→ Belgeden bölüm:
((
Üst düzey hiçbir yetkilinin de Hakkari veya bölgeye gelmemiş olması da manidardır. Diğer yandan, halkın yalan haber yapan basın mensuplarına sert tepki gösterdiği de gözden kaçmamıştır. Örnek olarak, Star, Sabah, Zaman ve benzerleri zaman geçirmeden masa başında kendi muhabirleri adına yalan haber üretmişlerdir. Bunların tamamı muhabirlerce yalanlanmıştır. Orada bizzat müşahede ettiğimiz olayları olmamış gibi yazmış veya onun tamamen tersini beyan etmişlerdir. Böylesine bir çabanın ve olay ile ilgili hiçbir çalışma yapmadan adres göstermenin benzerlerini daha önceki olaylarda da gördüğümüzden, bütün bu yazılanların ve beyanların tesadüfü olmadığını düşünüyoruz.
KANAAT:
Olağanüstü teknik imkanlara sahip olan devlet, organizeli bir şekilde güven ortamını yıkmaya, geleceğe dair ümitleri imha etmeye çalışan failleri seri bir şekilde ifşa etmelidir. İfşanın halkın ikna olacağı boyutta olması, kardeşlik ortamının yeniden inşa edilmesi için kaçınılmazdır. Devletin sahip çıkmaması, ötekileştirmesi, kendinden saymaması, umursamaz davranması, yönetim zafiyeti, adalet ve eşitlik ilkesine göre hareket etmemesi ileride telafisi imkansız bedellerin ödenmesine zemin hazırlayacaktır. Devlet kanın durması için, bütün imkanlarını seferber ederek bölge halkının güvenini yeniden sağlayabilir. Hakaret etmekle, ötekileştirmekle, yok saymakla, adalete olan inancı yıkmakla güven ortamı oluşturulamaz.
))
→ Alıştırma görevi 1: Metindeki "Üst düzey hiçbir" ifadesinden "tesadüfü olmadığını düşünüyoruz." ifadesine kadar uzanan kısmı, "masa başında" yerine "ofislerinde" koyarak düzenleyin.
Metin ile satırlar birbirinden farklı kaynaklardan alınmıştır.

[Çıkarılan kayıtlar]
((
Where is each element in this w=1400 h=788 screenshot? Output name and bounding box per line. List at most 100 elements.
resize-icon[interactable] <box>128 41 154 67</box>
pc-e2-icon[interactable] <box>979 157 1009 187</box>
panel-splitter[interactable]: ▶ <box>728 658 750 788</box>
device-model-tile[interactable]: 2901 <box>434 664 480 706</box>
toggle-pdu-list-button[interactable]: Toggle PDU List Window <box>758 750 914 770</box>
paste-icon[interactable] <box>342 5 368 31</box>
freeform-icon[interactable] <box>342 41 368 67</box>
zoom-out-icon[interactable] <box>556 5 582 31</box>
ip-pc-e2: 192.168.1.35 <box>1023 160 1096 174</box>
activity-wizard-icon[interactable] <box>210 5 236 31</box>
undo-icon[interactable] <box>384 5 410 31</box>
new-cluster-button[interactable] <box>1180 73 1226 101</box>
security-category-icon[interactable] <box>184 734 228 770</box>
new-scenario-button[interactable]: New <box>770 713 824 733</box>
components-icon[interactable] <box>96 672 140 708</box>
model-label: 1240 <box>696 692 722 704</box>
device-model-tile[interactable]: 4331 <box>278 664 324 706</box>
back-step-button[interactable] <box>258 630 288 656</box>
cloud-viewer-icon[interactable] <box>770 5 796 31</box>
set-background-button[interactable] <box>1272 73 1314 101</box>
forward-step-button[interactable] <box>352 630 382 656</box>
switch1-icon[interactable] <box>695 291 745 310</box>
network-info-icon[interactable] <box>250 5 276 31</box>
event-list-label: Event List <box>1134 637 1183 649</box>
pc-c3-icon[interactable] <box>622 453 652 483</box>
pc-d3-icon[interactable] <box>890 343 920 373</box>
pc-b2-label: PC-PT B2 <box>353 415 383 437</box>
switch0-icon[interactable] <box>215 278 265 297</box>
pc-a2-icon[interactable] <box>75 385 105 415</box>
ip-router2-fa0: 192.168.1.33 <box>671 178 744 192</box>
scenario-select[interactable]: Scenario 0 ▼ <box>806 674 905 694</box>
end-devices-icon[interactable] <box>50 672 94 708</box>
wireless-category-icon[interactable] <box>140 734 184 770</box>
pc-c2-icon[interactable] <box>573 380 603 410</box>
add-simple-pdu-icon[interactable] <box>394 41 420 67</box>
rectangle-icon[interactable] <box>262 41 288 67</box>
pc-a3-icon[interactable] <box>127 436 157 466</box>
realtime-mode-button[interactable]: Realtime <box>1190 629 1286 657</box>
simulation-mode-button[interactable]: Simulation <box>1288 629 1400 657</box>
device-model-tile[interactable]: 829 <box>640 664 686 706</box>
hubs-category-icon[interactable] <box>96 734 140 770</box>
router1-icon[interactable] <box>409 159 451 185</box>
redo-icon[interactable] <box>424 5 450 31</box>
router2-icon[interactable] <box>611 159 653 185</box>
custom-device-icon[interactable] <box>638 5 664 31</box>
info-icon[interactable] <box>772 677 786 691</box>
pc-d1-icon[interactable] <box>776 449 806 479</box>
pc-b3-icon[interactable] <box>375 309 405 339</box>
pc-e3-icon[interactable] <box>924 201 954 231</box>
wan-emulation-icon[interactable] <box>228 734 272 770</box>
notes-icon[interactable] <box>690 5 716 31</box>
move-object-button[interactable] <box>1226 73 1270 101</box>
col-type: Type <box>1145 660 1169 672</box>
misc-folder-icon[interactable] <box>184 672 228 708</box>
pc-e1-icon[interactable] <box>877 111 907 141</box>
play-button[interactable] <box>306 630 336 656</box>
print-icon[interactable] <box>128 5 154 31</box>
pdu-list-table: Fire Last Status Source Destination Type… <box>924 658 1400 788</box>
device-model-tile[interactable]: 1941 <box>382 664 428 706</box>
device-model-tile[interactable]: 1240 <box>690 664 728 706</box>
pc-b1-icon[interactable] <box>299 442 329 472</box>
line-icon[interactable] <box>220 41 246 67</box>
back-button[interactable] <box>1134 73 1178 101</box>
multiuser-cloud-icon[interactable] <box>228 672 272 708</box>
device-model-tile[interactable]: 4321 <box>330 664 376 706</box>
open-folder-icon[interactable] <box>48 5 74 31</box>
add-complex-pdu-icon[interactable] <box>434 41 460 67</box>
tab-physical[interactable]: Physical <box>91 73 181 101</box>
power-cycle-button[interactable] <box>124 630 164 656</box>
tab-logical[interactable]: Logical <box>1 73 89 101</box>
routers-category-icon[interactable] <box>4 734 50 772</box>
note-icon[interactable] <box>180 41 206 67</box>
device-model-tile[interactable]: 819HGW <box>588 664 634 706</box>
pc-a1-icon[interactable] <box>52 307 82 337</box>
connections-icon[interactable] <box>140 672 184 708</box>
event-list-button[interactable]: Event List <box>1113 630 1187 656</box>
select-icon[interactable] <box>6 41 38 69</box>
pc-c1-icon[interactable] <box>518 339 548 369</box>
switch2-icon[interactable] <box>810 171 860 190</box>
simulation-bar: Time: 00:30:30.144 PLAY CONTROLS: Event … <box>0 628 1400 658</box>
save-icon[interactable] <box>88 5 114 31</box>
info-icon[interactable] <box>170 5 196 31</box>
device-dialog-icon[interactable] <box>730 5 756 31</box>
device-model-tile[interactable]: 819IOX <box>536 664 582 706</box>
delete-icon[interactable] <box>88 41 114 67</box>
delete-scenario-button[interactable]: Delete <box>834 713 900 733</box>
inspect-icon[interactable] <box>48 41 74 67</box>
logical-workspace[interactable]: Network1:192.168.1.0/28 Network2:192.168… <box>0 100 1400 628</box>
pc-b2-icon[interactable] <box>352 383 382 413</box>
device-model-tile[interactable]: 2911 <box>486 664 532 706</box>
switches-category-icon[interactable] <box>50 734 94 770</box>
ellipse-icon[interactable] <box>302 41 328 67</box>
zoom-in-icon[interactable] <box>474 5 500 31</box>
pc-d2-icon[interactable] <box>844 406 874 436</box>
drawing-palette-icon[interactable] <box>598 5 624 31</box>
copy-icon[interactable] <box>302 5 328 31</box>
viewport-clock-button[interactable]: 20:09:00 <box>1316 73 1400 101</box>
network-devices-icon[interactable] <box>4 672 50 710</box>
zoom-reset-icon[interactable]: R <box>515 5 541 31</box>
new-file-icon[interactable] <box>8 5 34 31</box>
))
→ Alıştırma görevi 2: Satırları en baştan "pc-c2-icon[interactable] <box>573 380" geçen satıra kadar, bu satır da dahil olmak üzere, aynen yineleyin.

→ Görev çözümü 1:
Üst düzey hiçbir yetkilinin de Hakkari veya bölgeye gelmemiş olması da manidardır. Diğer yandan, halkın yalan haber yapan basın mensuplarına sert tepki gösterdiği de gözden kaçmamıştır. Örnek olarak, Star, Sabah, Zaman ve benzerleri zaman geçirmeden ofislerinde kendi muhabirleri adına yalan haber üretmişlerdir. Bunların tamamı muhabirlerce yalanlanmıştır. Orada bizzat müşahede ettiğimiz olayları olmamış gibi yazmış veya onun tamamen tersini beyan etmişlerdir. Böylesine bir çabanın ve olay ile ilgili hiçbir çalışma yapmadan adres göstermenin benzerlerini daha önceki olaylarda da gördüğümüzden, bütün bu yazılanların ve beyanların tesadüfü olmadığını düşünüyoruz.

→ Görev çözümü 2:
Where is each element in this w=1400 h=788 screenshot? Output name and bounding box per line. List at most 100 elements.
resize-icon[interactable] <box>128 41 154 67</box>
pc-e2-icon[interactable] <box>979 157 1009 187</box>
panel-splitter[interactable]: ▶ <box>728 658 750 788</box>
device-model-tile[interactable]: 2901 <box>434 664 480 706</box>
toggle-pdu-list-button[interactable]: Toggle PDU List Window <box>758 750 914 770</box>
paste-icon[interactable] <box>342 5 368 31</box>
freeform-icon[interactable] <box>342 41 368 67</box>
zoom-out-icon[interactable] <box>556 5 582 31</box>
ip-pc-e2: 192.168.1.35 <box>1023 160 1096 174</box>
activity-wizard-icon[interactable] <box>210 5 236 31</box>
undo-icon[interactable] <box>384 5 410 31</box>
new-cluster-button[interactable] <box>1180 73 1226 101</box>
security-category-icon[interactable] <box>184 734 228 770</box>
new-scenario-button[interactable]: New <box>770 713 824 733</box>
components-icon[interactable] <box>96 672 140 708</box>
model-label: 1240 <box>696 692 722 704</box>
device-model-tile[interactable]: 4331 <box>278 664 324 706</box>
back-step-button[interactable] <box>258 630 288 656</box>
cloud-viewer-icon[interactable] <box>770 5 796 31</box>
set-background-button[interactable] <box>1272 73 1314 101</box>
forward-step-button[interactable] <box>352 630 382 656</box>
switch1-icon[interactable] <box>695 291 745 310</box>
network-info-icon[interactable] <box>250 5 276 31</box>
event-list-label: Event List <box>1134 637 1183 649</box>
pc-c3-icon[interactable] <box>622 453 652 483</box>
pc-d3-icon[interactable] <box>890 343 920 373</box>
pc-b2-label: PC-PT B2 <box>353 415 383 437</box>
switch0-icon[interactable] <box>215 278 265 297</box>
pc-a2-icon[interactable] <box>75 385 105 415</box>
ip-router2-fa0: 192.168.1.33 <box>671 178 744 192</box>
scenario-select[interactable]: Scenario 0 ▼ <box>806 674 905 694</box>
end-devices-icon[interactable] <box>50 672 94 708</box>
wireless-category-icon[interactable] <box>140 734 184 770</box>
pc-c2-icon[interactable] <box>573 380 603 410</box>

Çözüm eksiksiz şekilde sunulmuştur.